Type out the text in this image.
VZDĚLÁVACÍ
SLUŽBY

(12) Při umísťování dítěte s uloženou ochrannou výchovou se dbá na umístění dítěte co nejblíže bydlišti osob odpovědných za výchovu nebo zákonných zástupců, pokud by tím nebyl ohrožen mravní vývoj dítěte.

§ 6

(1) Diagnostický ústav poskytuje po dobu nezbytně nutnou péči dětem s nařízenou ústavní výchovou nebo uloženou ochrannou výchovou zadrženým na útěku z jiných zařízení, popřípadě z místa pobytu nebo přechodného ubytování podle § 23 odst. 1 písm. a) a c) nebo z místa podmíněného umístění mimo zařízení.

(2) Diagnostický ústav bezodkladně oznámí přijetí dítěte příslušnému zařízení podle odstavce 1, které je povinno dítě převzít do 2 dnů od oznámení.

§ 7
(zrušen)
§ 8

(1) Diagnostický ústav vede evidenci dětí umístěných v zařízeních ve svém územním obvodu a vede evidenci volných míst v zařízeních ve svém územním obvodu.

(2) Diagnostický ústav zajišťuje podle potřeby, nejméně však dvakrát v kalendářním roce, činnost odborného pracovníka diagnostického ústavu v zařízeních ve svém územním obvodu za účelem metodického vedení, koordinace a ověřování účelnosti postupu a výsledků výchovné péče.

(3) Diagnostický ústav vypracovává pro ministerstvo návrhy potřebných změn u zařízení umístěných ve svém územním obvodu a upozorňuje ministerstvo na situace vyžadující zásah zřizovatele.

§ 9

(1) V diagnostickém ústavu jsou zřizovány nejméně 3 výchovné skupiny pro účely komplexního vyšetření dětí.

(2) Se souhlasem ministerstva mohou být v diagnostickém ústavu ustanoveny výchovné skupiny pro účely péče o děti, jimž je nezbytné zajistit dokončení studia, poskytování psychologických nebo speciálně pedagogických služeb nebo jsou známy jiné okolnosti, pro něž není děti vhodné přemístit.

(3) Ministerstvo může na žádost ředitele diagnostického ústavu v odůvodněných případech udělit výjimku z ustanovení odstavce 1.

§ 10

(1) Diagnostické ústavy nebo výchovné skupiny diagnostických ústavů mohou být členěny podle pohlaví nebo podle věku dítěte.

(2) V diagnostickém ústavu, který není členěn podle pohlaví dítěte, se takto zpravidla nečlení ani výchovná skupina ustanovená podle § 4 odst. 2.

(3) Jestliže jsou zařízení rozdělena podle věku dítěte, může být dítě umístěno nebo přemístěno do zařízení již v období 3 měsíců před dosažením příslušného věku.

> WHAT THIS TASK INVOLVES
Retype the entries one by one, exactly.

> FINAL RESULT
Type out the text in this image.
VZDĚLÁVACÍ
SLUŽBY

(12) Při umísťování dítěte s uloženou ochrannou výchovou se dbá na umístění dítěte co nejblíže bydlišti osob odpovědných za výchovu nebo zákonných zástupců, pokud by tím nebyl ohrožen mravní vývoj dítěte.

§ 6

(1) Diagnostický ústav poskytuje po dobu nezbytně nutnou péči dětem s nařízenou ústavní výchovou nebo uloženou ochrannou výchovou zadrženým na útěku z jiných zařízení, popřípadě z místa pobytu nebo přechodného ubytování podle § 23 odst. 1 písm. a) a c) nebo z místa podmíněného umístění mimo zařízení.

(2) Diagnostický ústav bezodkladně oznámí přijetí dítěte příslušnému zařízení podle odstavce 1, které je povinno dítě převzít do 2 dnů od oznámení.

§ 7
(zrušen)
§ 8

(1) Diagnostický ústav vede evidenci dětí umístěných v zařízeních ve svém územním obvodu a vede evidenci volných míst v zařízeních ve svém územním obvodu.

(2) Diagnostický ústav zajišťuje podle potřeby, nejméně však dvakrát v kalendářním roce, činnost odborného pracovníka diagnostického ústavu v zařízeních ve svém územním obvodu za účelem metodického vedení, koordinace a ověřování účelnosti postupu a výsledků výchovné péče.

(3) Diagnostický ústav vypracovává pro ministerstvo návrhy potřebných změn u zařízení umístěných ve svém územním obvodu a upozorňuje ministerstvo na situace vyžadující zásah zřizovatele.

§ 9

(1) V diagnostickém ústavu jsou zřizovány nejméně 3 výchovné skupiny pro účely komplexního vyšetření dětí.

(2) Se souhlasem ministerstva mohou být v diagnostickém ústavu ustanoveny výchovné skupiny pro účely péče o děti, jimž je nezbytné zajistit dokončení studia, poskytování psychologických nebo speciálně pedagogických služeb nebo jsou známy jiné okolnosti, pro něž není děti vhodné přemístit.

(3) Ministerstvo může na žádost ředitele diagnostického ústavu v odůvodněných případech udělit výjimku z ustanovení odstavce 1.

§ 10

(1) Diagnostické ústavy nebo výchovné skupiny diagnostických ústavů mohou být členěny podle pohlaví nebo podle věku dítěte.

(2) V diagnostickém ústavu, který není členěn podle pohlaví dítěte, se takto zpravidla nečlení ani výchovná skupina ustanovená podle § 4 odst. 2.

(3) Jestliže jsou zařízení rozdělena podle věku dítěte, může být dítě umístěno nebo přemístěno do zařízení již v období 3 měsíců před dosažením příslušného věku.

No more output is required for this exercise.